Dataset entries:
◆ ◆ ◆

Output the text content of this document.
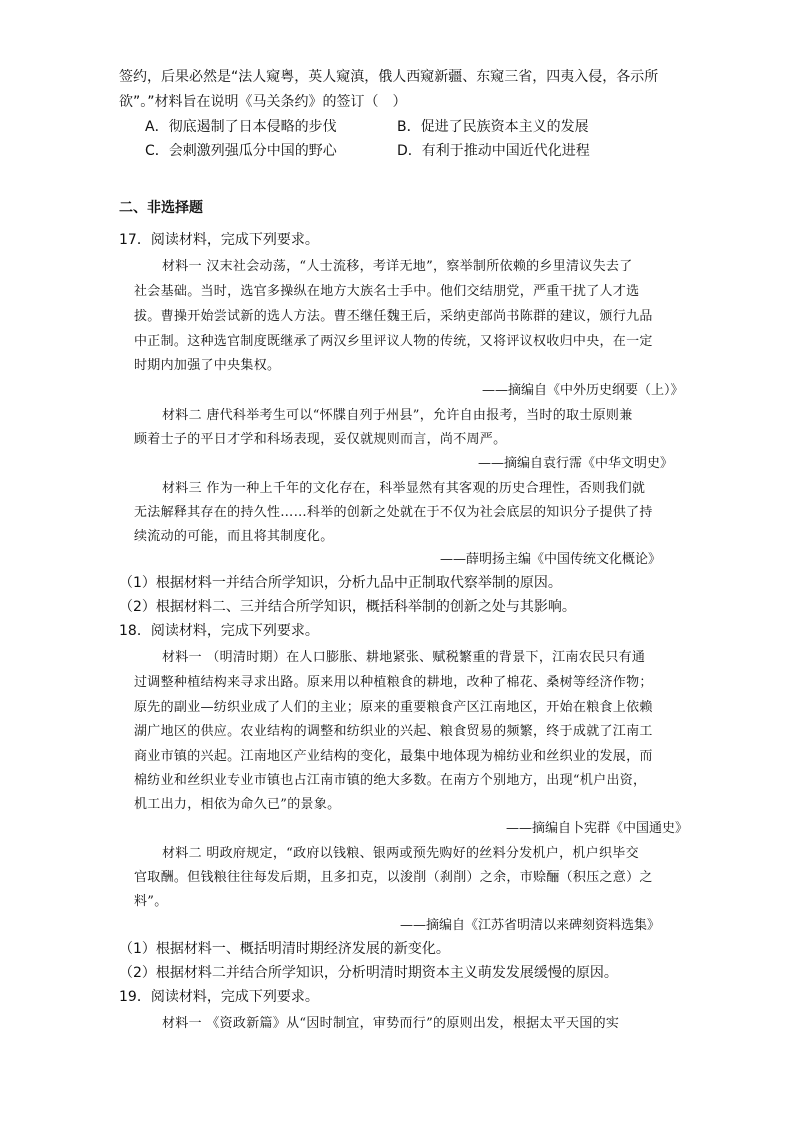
签约，后果必然是“法人窥粤，英人窥滇，俄人西窥新疆、东窥三省，四夷入侵，各示所
欲”。”材料旨在说明《马关条约》的签订（　）
A．彻底遏制了日本侵略的步伐	B．促进了民族资本主义的发展
C．会刺激列强瓜分中国的野心	D．有利于推动中国近代化进程
二、非选择题
17．阅读材料，完成下列要求。
材料一 汉末社会动荡，“人士流移，考详无地”，察举制所依赖的乡里清议失去了
社会基础。当时，选官多操纵在地方大族名士手中。他们交结朋党，严重干扰了人才选
拔。曹操开始尝试新的选人方法。曹丕继任魏王后，采纳吏部尚书陈群的建议，颁行九品
中正制。这种选官制度既继承了两汉乡里评议人物的传统，又将评议权收归中央，在一定
时期内加强了中央集权。
——摘编自《中外历史纲要（上）》
材料二 唐代科举考生可以“怀牒自列于州县”，允许自由报考，当时的取士原则兼
顾着士子的平日才学和科场表现，妥仅就规则而言，尚不周严。
——摘编自袁行霈《中华文明史》
材料三 作为一种上千年的文化存在，科举显然有其客观的历史合理性，否则我们就
无法解释其存在的持久性……科举的创新之处就在于不仅为社会底层的知识分子提供了持
续流动的可能，而且将其制度化。
——薛明扬主编《中国传统文化概论》
（1）根据材料一并结合所学知识，分析九品中正制取代察举制的原因。
（2）根据材料二、三并结合所学知识，概括科举制的创新之处与其影响。
18．阅读材料，完成下列要求。
材料一 （明清时期）在人口膨胀、耕地紧张、赋税繁重的背景下，江南农民只有通
过调整种植结构来寻求出路。原来用以种植粮食的耕地，改种了棉花、桑树等经济作物；
原先的副业—纺织业成了人们的主业；原来的重要粮食产区江南地区，开始在粮食上依赖
湖广地区的供应。农业结构的调整和纺织业的兴起、粮食贸易的频繁，终于成就了江南工
商业市镇的兴起。江南地区产业结构的变化，最集中地体现为棉纺业和丝织业的发展，而
棉纺业和丝织业专业市镇也占江南市镇的绝大多数。在南方个别地方，出现“机户出资，
机工出力，相依为命久已”的景象。
——摘编自卜宪群《中国通史》
材料二 明政府规定，“政府以钱粮、银两或预先购好的丝料分发机户，机户织毕交
官取酬。但钱粮往往每发后期，且多扣克，以浚削（刹削）之余，市赊酾（积压之意）之
料”。
——摘编自《江苏省明清以来碑刻资料选集》
（1）根据材料一、概括明清时期经济发展的新变化。
（2）根据材料二并结合所学知识，分析明清时期资本主义萌发发展缓慢的原因。
19．阅读材料，完成下列要求。
材料一 《资政新篇》从“因时制宜，审势而行”的原则出发，根据太平天国的实
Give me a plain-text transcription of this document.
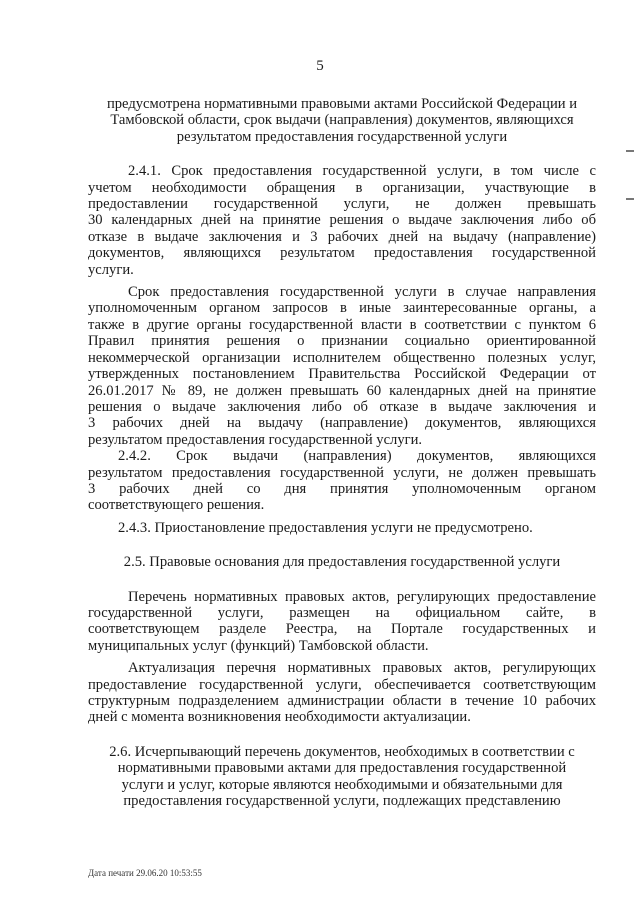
5
предусмотрена нормативными правовыми актами Российской Федерации и
Тамбовской области, срок выдачи (направления) документов, являющихся
результатом предоставления государственной услуги
2.4.1. Срок предоставления государственной услуги, в том числе с
учетом необходимости обращения в организации, участвующие в
предоставлении государственной услуги, не должен превышать
30 календарных дней на принятие решения о выдаче заключения либо об
отказе в выдаче заключения и 3 рабочих дней на выдачу (направление)
документов, являющихся результатом предоставления государственной
услуги.
Срок предоставления государственной услуги в случае направления
уполномоченным органом запросов в иные заинтересованные органы, а
также в другие органы государственной власти в соответствии с пунктом 6
Правил принятия решения о признании социально ориентированной
некоммерческой организации исполнителем общественно полезных услуг,
утвержденных постановлением Правительства Российской Федерации от
26.01.2017 № 89, не должен превышать 60 календарных дней на принятие
решения о выдаче заключения либо об отказе в выдаче заключения и
3 рабочих дней на выдачу (направление) документов, являющихся
результатом предоставления государственной услуги.
2.4.2. Срок выдачи (направления) документов, являющихся
результатом предоставления государственной услуги, не должен превышать
3 рабочих дней со дня принятия уполномоченным органом
соответствующего решения.
2.4.3. Приостановление предоставления услуги не предусмотрено.
2.5. Правовые основания для предоставления государственной услуги
Перечень нормативных правовых актов, регулирующих предоставление
государственной услуги, размещен на официальном сайте, в
соответствующем разделе Реестра, на Портале государственных и
муниципальных услуг (функций) Тамбовской области.
Актуализация перечня нормативных правовых актов, регулирующих
предоставление государственной услуги, обеспечивается соответствующим
структурным подразделением администрации области в течение 10 рабочих
дней с момента возникновения необходимости актуализации.
2.6. Исчерпывающий перечень документов, необходимых в соответствии с
нормативными правовыми актами для предоставления государственной
услуги и услуг, которые являются необходимыми и обязательными для
предоставления государственной услуги, подлежащих представлению
Дата печати 29.06.20 10:53:55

◆ ◆ ◆

Search the listing above for the string "нормативных". Copy every line that contains it.

Worked solution:
Перечень нормативных правовых актов, регулирующих предоставление
Актуализация перечня нормативных правовых актов, регулирующих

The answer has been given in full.